The exercise: Word for word, transcribe every line from the one holding "Serialize everything readable" through the end of the records, but not the pictures.

[Begin]

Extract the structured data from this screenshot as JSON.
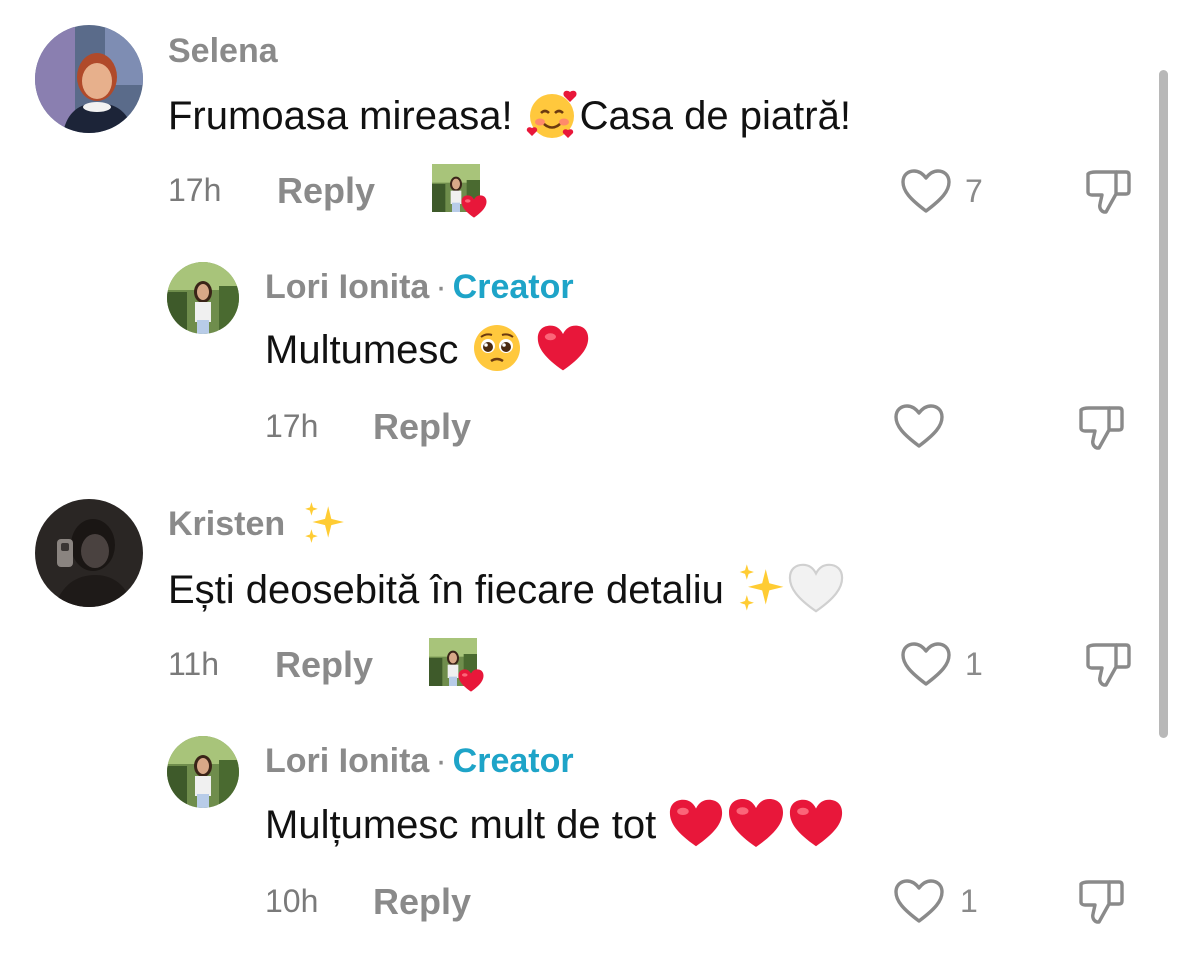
{
  "comments": [
    {
      "name": "Selena",
      "text_before": "Frumoasa mireasa! ",
      "text_after": "Casa de piatră!",
      "time": "17h",
      "reply": "Reply",
      "likes": "7"
    },
    {
      "name": "Lori Ionita",
      "dot": "·",
      "badge": "Creator",
      "text": "Multumesc ",
      "time": "17h",
      "reply": "Reply"
    },
    {
      "name": "Kristen",
      "text": "Ești deosebită în fiecare detaliu ",
      "time": "11h",
      "reply": "Reply",
      "likes": "1"
    },
    {
      "name": "Lori Ionita",
      "dot": "·",
      "badge": "Creator",
      "text": "Mulțumesc mult de tot ",
      "time": "10h",
      "reply": "Reply",
      "likes": "1"
    }
  ],
  "colors": {
    "creator_badge": "#1ea4c8",
    "username": "#8a8a8a",
    "heart_red": "#e8173a"
  },
  "icons": [
    "heart-outline-icon",
    "thumbs-down-icon",
    "creator-liked-badge-icon",
    "smiling-hearts-emoji",
    "pleading-face-emoji",
    "red-heart-emoji",
    "sparkles-emoji",
    "white-heart-emoji"
  ]
}
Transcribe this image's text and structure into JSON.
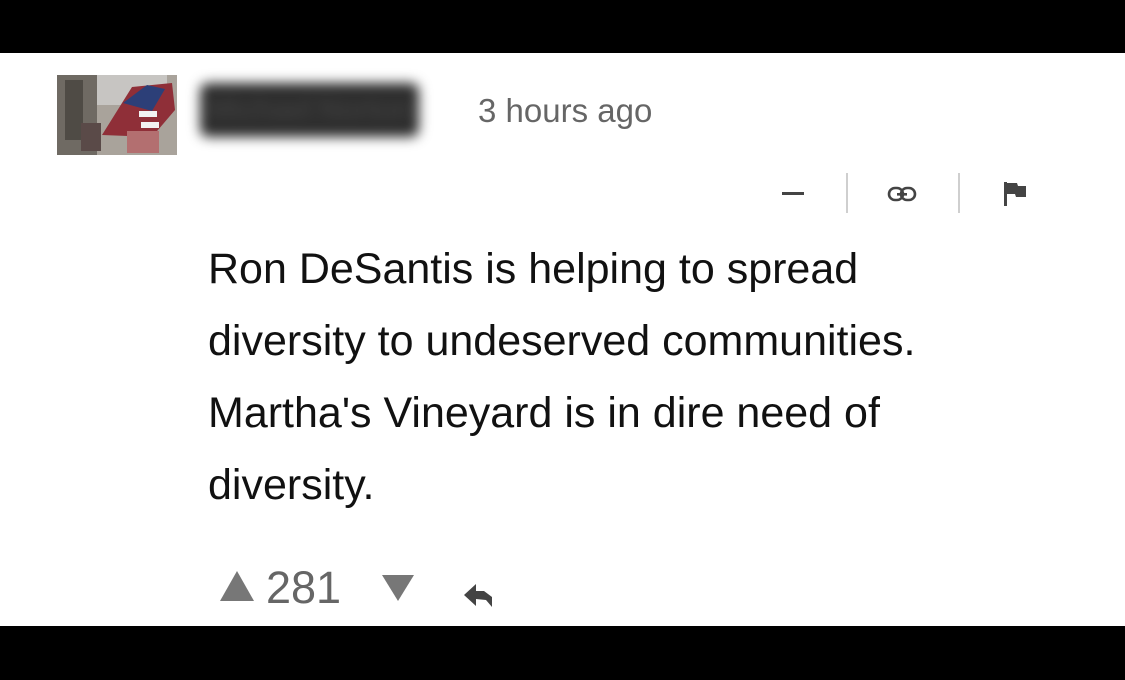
{
  "comment": {
    "author": "Michael Norton",
    "timestamp": "3 hours ago",
    "body": "Ron DeSantis is helping to spread\ndiversity to undeserved communities.\nMartha's Vineyard is in dire need of\ndiversity.",
    "score": "281"
  },
  "icons": {
    "collapse": "minus-icon",
    "link": "link-icon",
    "flag": "flag-icon",
    "upvote": "upvote-arrow-icon",
    "downvote": "downvote-arrow-icon",
    "reply": "reply-icon"
  },
  "colors": {
    "text": "#111111",
    "muted": "#666666",
    "separator": "#cfcfcf",
    "letterbox": "#000000"
  }
}
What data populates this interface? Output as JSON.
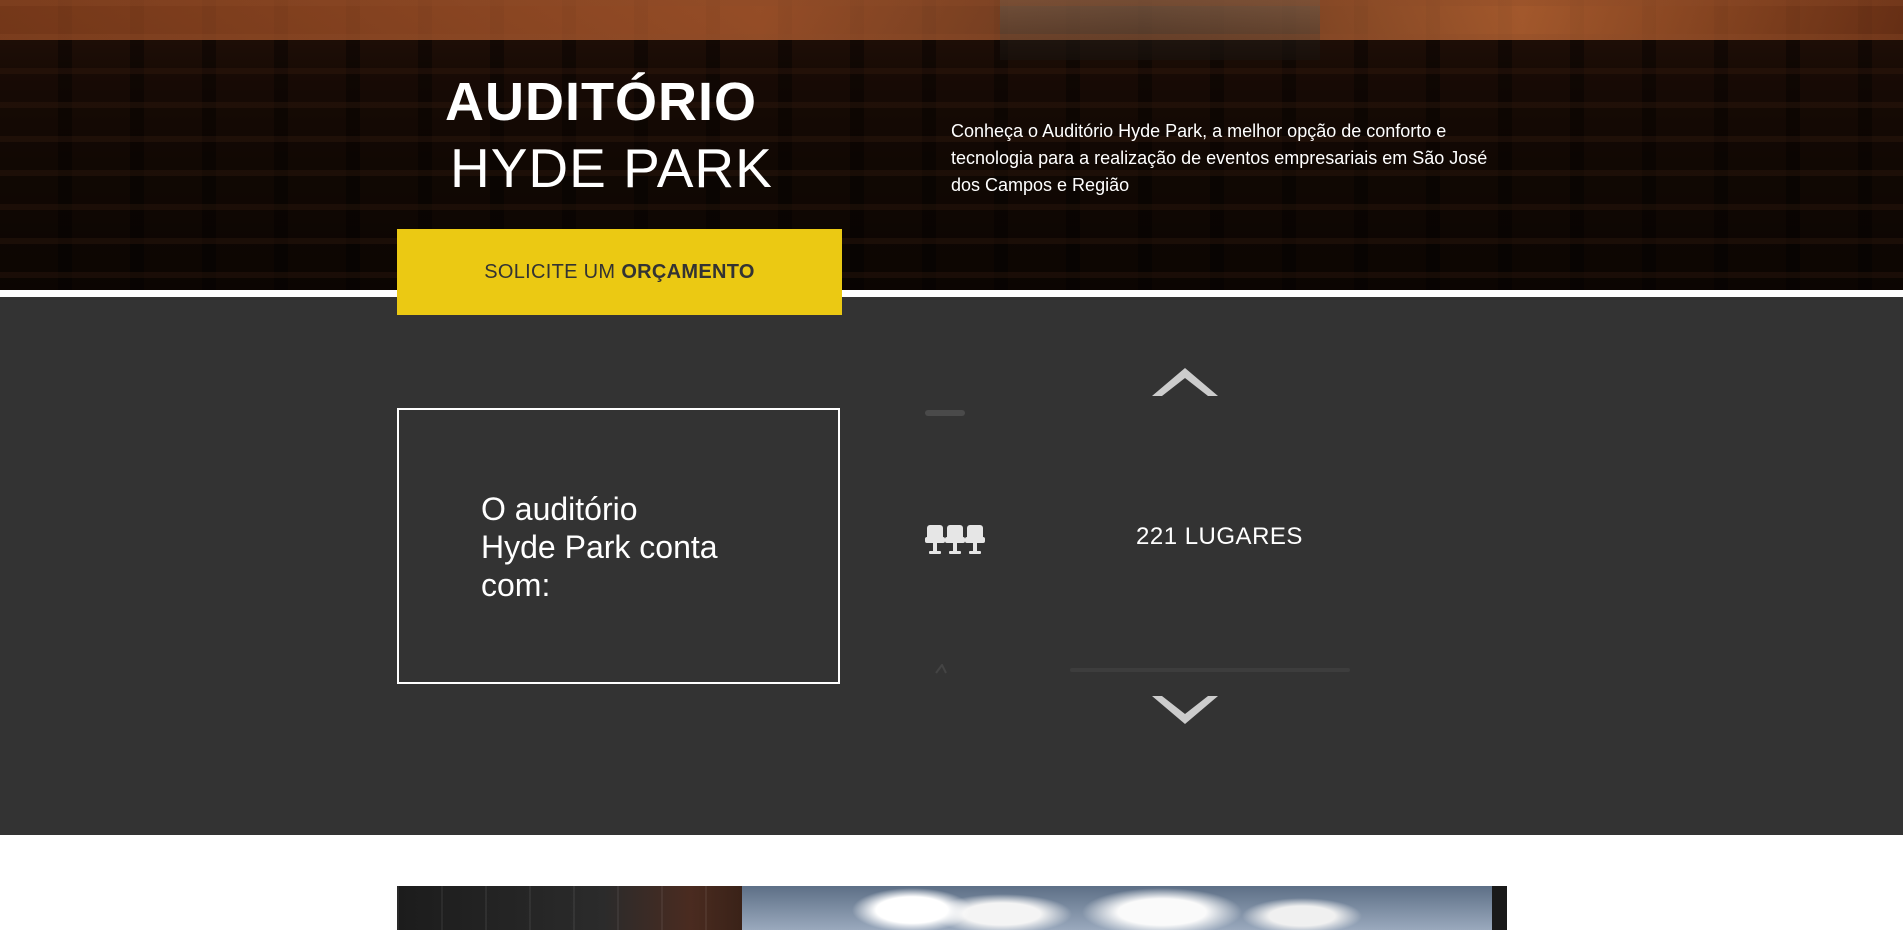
{
  "hero": {
    "title_line1": "AUDITÓRIO",
    "title_line2": "HYDE PARK",
    "intro": "Conheça o Auditório Hyde Park, a melhor opção de conforto e tecnologia para a realização de eventos empresariais em São José dos Campos e Região"
  },
  "cta": {
    "label_regular": "SOLICITE UM",
    "label_bold": "ORÇAMENTO"
  },
  "features": {
    "heading": "O auditório Hyde Park conta com:",
    "current_item": {
      "icon": "seats-icon",
      "label": "221 LUGARES"
    }
  },
  "colors": {
    "accent": "#ebc913",
    "dark_section": "#333333",
    "text_light": "#ffffff",
    "arrow": "#cccccc"
  }
}
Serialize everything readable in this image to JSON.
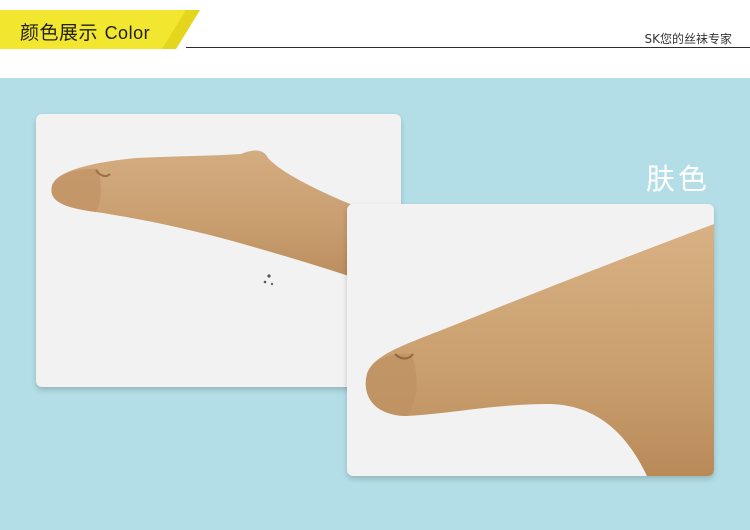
{
  "header": {
    "title_cn": "颜色展示",
    "title_en": "Color",
    "brand": "SK您的丝袜专家",
    "accent_color": "#f2e62f"
  },
  "panel": {
    "background_color": "#b4dee7",
    "color_name": "肤色"
  },
  "photos": [
    {
      "subject": "stocking-toe-side-view"
    },
    {
      "subject": "stocking-toe-closeup"
    }
  ]
}
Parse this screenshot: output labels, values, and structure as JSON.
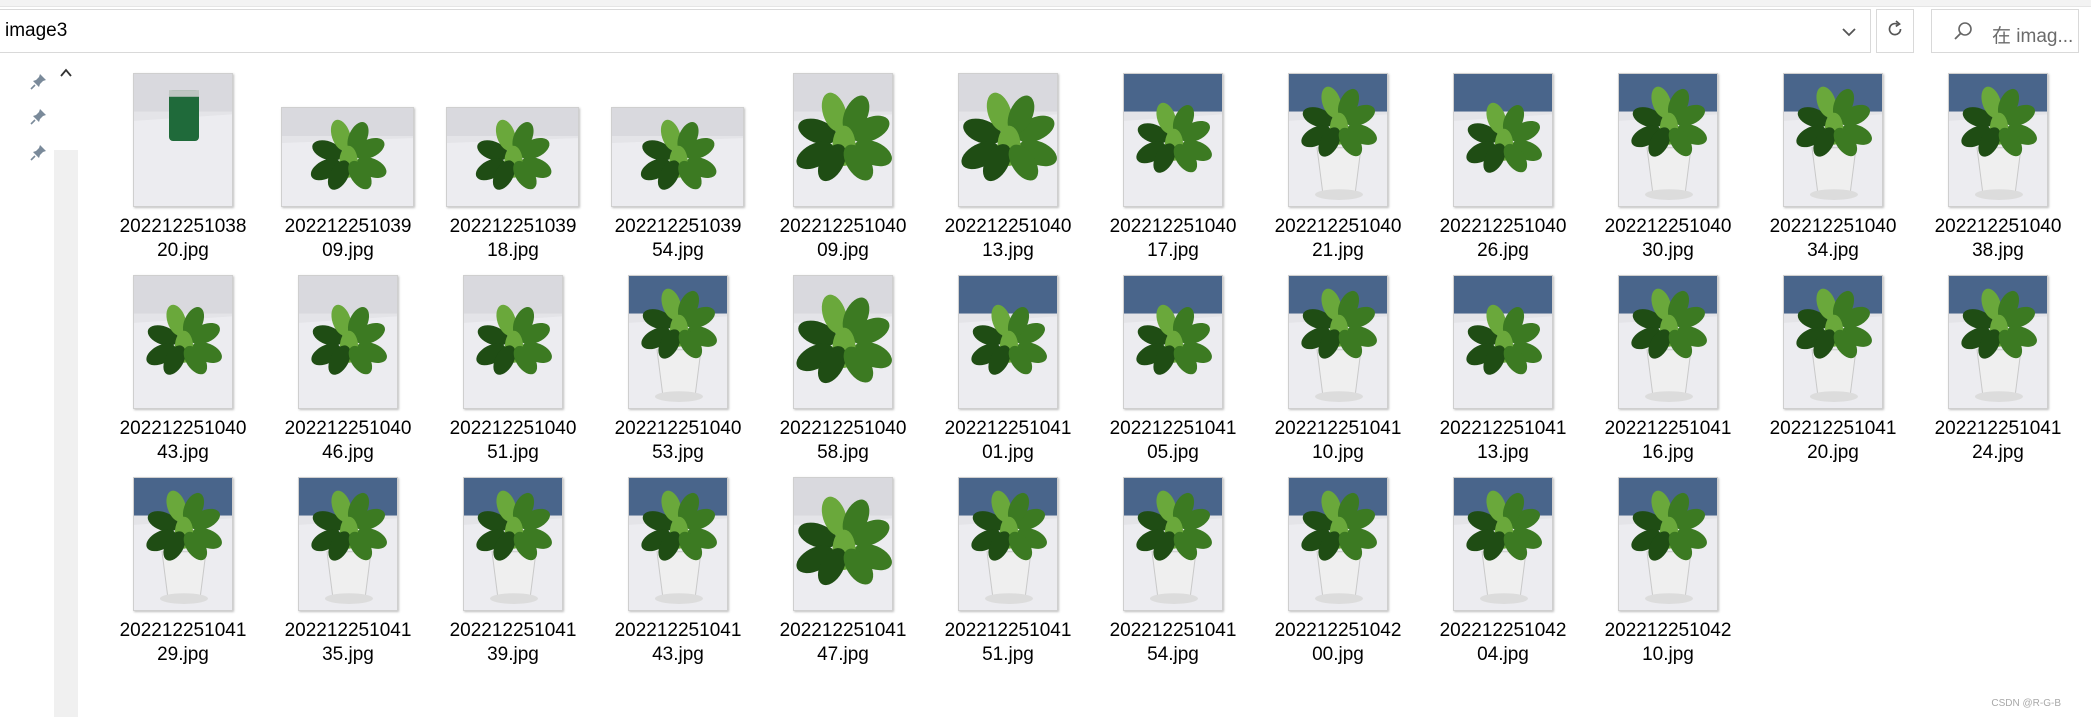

[End]

Final result:
Serialize everything readable in this image to JSON.
{
  "header": {
    "title_cn": "颜色展示",
    "title_en": "Color",
    "brand": "SK您的丝袜专家",
    "accent_color": "#f2e62f"
  },
  "panel": {
    "background_color": "#b4dee7",
    "color_name": "肤色"
  },
  "photos": [
    {
      "subject": "stocking-toe-side-view"
    },
    {
      "subject": "stocking-toe-closeup"
    }
  ]
}
Parse this screenshot: output labels, values, and structure as JSON.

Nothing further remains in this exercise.